Each line should be copied exactly.

§ **Extracted records**

+++

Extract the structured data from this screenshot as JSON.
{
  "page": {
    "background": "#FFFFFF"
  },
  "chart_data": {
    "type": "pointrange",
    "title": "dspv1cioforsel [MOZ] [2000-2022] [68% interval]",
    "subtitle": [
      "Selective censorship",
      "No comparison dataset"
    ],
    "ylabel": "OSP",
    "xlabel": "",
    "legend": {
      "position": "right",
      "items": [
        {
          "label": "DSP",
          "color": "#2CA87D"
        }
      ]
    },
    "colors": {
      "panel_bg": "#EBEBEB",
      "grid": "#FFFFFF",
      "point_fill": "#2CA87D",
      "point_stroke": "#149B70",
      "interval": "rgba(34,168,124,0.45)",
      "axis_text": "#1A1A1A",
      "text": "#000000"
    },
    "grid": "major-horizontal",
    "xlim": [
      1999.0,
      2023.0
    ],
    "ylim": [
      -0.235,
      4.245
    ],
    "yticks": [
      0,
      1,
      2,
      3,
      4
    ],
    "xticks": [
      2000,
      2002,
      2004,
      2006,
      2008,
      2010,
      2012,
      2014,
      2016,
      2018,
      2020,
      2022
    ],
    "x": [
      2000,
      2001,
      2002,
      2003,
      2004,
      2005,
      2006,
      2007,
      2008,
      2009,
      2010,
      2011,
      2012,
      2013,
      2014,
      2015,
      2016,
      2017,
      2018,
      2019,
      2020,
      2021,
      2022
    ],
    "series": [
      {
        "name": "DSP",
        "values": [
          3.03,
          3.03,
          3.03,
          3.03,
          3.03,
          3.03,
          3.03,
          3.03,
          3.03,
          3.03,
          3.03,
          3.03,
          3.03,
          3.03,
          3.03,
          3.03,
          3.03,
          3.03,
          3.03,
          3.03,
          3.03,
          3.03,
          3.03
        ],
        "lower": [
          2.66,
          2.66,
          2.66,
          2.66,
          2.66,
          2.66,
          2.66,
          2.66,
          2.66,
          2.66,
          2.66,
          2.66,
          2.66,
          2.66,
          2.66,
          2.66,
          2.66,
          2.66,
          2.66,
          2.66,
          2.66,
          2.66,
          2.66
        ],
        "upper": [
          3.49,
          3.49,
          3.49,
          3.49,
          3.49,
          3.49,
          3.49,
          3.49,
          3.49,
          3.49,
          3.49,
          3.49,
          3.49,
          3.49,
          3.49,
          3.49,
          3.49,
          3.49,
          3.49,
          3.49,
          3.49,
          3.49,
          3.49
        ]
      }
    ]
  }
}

+++

§ **Result of this exercise**
Extract the structured data from this screenshot as JSON.
{
  "page": {
    "background": "#FFFFFF"
  },
  "chart_data": {
    "type": "pointrange",
    "title": "dspv1cioforsel [MOZ] [2000-2022] [68% interval]",
    "subtitle": [
      "Selective censorship",
      "No comparison dataset"
    ],
    "ylabel": "OSP",
    "xlabel": "",
    "legend": {
      "position": "right",
      "items": [
        {
          "label": "DSP",
          "color": "#2CA87D"
        }
      ]
    },
    "colors": {
      "panel_bg": "#EBEBEB",
      "grid": "#FFFFFF",
      "point_fill": "#2CA87D",
      "point_stroke": "#149B70",
      "interval": "rgba(34,168,124,0.45)",
      "axis_text": "#1A1A1A",
      "text": "#000000"
    },
    "grid": "major-horizontal",
    "xlim": [
      1999.0,
      2023.0
    ],
    "ylim": [
      -0.235,
      4.245
    ],
    "yticks": [
      0,
      1,
      2,
      3,
      4
    ],
    "xticks": [
      2000,
      2002,
      2004,
      2006,
      2008,
      2010,
      2012,
      2014,
      2016,
      2018,
      2020,
      2022
    ],
    "x": [
      2000,
      2001,
      2002,
      2003,
      2004,
      2005,
      2006,
      2007,
      2008,
      2009,
      2010,
      2011,
      2012,
      2013,
      2014,
      2015,
      2016,
      2017,
      2018,
      2019,
      2020,
      2021,
      2022
    ],
    "series": [
      {
        "name": "DSP",
        "values": [
          3.03,
          3.03,
          3.03,
          3.03,
          3.03,
          3.03,
          3.03,
          3.03,
          3.03,
          3.03,
          3.03,
          3.03,
          3.03,
          3.03,
          3.03,
          3.03,
          3.03,
          3.03,
          3.03,
          3.03,
          3.03,
          3.03,
          3.03
        ],
        "lower": [
          2.66,
          2.66,
          2.66,
          2.66,
          2.66,
          2.66,
          2.66,
          2.66,
          2.66,
          2.66,
          2.66,
          2.66,
          2.66,
          2.66,
          2.66,
          2.66,
          2.66,
          2.66,
          2.66,
          2.66,
          2.66,
          2.66,
          2.66
        ],
        "upper": [
          3.49,
          3.49,
          3.49,
          3.49,
          3.49,
          3.49,
          3.49,
          3.49,
          3.49,
          3.49,
          3.49,
          3.49,
          3.49,
          3.49,
          3.49,
          3.49,
          3.49,
          3.49,
          3.49,
          3.49,
          3.49,
          3.49,
          3.49
        ]
      }
    ]
  }
}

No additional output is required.